> _Excerpt provided_:
|To begin with, here again is the full chart of demographic subgroups, with their losses in percent of the total electorate, and as a percentage of the demographic within the GOP as of 2001:
And here's a condensed version highlighting four categories showing distinctly larger losses outside of the GOP base:
From the above evidence, I believe it's clear that the GOP is growing more homogeneous, more extreme, and hence less reachable.
The GOP has been in quite a quandry about how to deal with Obama's bipartisan outreach, which has helped contribute to the Democratic base's embrace of the narrative of Obama's political brilliance. But skeptics--including most of the folks who write here at Open Left--are asking the same question they've been asking all along: what does it translate into in terms of policy? Being popular and winning elections sure beats being unpopular and losing elections. No question about it. But being popular and winning elections cannot be enough in themselves, as the GOP victories in 2002 & 2004 most recently remind us. They have to translate into successful policy--which, for reality-based types means not just successful in the focus groups, but successful in the real world as well. Obama continues to push policy compromises which significantly weaken the chances of them working successfully, in the increasingly vain hope of picking up some voluntary GOP support. But the poll results highlighted above clearly tells this this is a policy without a sound political foundation. Whatever it may be, it is not political pragmatism. Nothing could be less pragmatic than continuing to give the gift of political relevance to this increasingly out-of-touch political remnant.
Legitimate and Illegitimate Questions/Counter-Arguments
All the above is based on data from a single source--Gallup's partisan ID data. While this provides for consistency of the question over time, it does raise the question of whether it tracks with other data sources. This sort of question arose in another closely-related context this week--Pew's figures on partisan ID, showing independents on the rise--which Chris showed was contradicted by the aggregate data from multiple pollsters in his diary, "Independents Declining Since Mid-April".

> _Excerpted records_:
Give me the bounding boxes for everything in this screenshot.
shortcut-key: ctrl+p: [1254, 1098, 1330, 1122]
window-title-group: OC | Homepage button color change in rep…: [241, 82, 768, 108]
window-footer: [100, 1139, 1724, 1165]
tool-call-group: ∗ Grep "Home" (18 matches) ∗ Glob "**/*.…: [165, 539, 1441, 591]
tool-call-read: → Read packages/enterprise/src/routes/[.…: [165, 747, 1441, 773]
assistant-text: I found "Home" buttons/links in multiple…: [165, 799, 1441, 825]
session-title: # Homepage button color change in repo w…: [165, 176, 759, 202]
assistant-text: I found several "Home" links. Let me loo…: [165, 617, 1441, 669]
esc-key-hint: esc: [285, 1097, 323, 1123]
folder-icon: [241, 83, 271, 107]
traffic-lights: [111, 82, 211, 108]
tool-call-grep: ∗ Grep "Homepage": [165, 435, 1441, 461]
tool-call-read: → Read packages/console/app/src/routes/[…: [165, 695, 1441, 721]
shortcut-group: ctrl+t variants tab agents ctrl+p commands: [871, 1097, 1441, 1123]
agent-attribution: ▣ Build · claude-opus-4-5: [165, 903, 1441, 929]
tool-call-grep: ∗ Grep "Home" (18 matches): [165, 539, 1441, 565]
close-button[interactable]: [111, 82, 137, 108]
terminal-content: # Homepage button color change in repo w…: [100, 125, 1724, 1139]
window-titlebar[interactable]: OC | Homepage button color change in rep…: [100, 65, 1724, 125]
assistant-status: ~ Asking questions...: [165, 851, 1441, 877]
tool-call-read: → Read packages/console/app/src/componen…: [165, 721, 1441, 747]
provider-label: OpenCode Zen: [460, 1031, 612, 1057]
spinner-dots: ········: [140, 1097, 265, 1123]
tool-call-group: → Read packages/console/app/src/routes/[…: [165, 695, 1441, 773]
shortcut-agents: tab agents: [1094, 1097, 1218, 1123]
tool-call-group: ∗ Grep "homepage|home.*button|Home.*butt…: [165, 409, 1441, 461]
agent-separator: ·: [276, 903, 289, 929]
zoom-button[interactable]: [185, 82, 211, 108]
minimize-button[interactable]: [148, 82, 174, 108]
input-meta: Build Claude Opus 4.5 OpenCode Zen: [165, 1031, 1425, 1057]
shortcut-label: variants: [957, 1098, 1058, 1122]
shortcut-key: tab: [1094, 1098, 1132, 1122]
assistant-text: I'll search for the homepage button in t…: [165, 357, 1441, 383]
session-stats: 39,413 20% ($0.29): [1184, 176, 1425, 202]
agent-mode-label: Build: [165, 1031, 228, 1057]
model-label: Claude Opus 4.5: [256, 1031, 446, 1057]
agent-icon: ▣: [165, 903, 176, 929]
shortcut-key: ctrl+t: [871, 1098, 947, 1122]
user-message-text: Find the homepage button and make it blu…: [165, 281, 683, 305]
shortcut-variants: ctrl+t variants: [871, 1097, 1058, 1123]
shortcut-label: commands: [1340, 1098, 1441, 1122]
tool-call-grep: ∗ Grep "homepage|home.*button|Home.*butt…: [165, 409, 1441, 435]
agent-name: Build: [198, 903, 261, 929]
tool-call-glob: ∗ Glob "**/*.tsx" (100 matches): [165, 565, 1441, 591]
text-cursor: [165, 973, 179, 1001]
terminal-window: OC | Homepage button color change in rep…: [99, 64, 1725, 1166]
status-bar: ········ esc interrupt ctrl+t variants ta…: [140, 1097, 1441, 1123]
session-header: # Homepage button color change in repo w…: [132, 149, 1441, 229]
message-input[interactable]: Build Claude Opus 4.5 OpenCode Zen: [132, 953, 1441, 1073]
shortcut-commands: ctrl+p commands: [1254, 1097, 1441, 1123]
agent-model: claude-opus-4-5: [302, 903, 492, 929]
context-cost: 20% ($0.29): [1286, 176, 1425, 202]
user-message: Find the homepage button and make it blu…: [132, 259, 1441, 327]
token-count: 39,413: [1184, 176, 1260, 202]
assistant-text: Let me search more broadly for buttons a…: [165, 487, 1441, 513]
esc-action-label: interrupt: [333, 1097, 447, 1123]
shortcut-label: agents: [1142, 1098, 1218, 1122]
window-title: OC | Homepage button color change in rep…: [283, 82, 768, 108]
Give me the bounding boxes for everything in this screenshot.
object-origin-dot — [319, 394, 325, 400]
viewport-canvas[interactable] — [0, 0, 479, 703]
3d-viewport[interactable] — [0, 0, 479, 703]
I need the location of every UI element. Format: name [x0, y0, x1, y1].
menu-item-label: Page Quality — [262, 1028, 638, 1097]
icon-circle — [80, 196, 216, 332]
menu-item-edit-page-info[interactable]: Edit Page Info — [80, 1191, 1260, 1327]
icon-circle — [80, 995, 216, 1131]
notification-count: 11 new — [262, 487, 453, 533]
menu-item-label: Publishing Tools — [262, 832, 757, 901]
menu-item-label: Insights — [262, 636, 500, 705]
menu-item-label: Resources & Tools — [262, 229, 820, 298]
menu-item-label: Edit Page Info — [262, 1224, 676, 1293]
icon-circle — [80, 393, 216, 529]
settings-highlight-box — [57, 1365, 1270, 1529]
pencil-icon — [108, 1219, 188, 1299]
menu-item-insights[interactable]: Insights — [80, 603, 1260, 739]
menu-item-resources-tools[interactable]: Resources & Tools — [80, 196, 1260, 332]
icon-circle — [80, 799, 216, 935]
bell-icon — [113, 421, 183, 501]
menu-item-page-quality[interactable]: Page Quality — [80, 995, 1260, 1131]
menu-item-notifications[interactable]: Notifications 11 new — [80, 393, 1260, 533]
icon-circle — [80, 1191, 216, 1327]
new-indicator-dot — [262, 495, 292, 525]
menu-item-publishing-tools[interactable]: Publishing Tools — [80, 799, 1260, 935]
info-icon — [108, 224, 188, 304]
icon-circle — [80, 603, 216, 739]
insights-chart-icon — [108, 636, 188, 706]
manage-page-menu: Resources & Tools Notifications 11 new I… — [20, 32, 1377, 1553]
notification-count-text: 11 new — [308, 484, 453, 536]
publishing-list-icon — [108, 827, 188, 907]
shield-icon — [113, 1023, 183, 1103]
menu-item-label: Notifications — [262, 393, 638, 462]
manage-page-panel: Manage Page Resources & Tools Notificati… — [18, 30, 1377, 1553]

> _What you will do_: Please resume the post on shrinking Republican identification and Obama's bipartisan outreach, picking up right after its last sentence above the items.

> _Exercise output_:
Speaking of Pew, on the surface, Pew's findings seem contradictory to Gallup's, but if one looks more carefully, this is not actually the case. While the recent data trends (last few weeks) are certainly out of whack with other pollsters, over the time-frame Gallup was comparing--2001 vs. 2009 the picture of the GOP's ideological make-up is generally similar from the two different sources (see Pew chart below). Pew actually starts in 2000, and shows GOP conservatives declining from 46% of all conservatives to 41%--a decline of 11%, compared to a 24% deline among moderates--from 21% to 16%--and a whopping 40% decline among liberals, from 10% to 6%. The numbers here are different, but the overall shift is the same: conservatives dropped the least, followed by moderates and then liberals, in just that order.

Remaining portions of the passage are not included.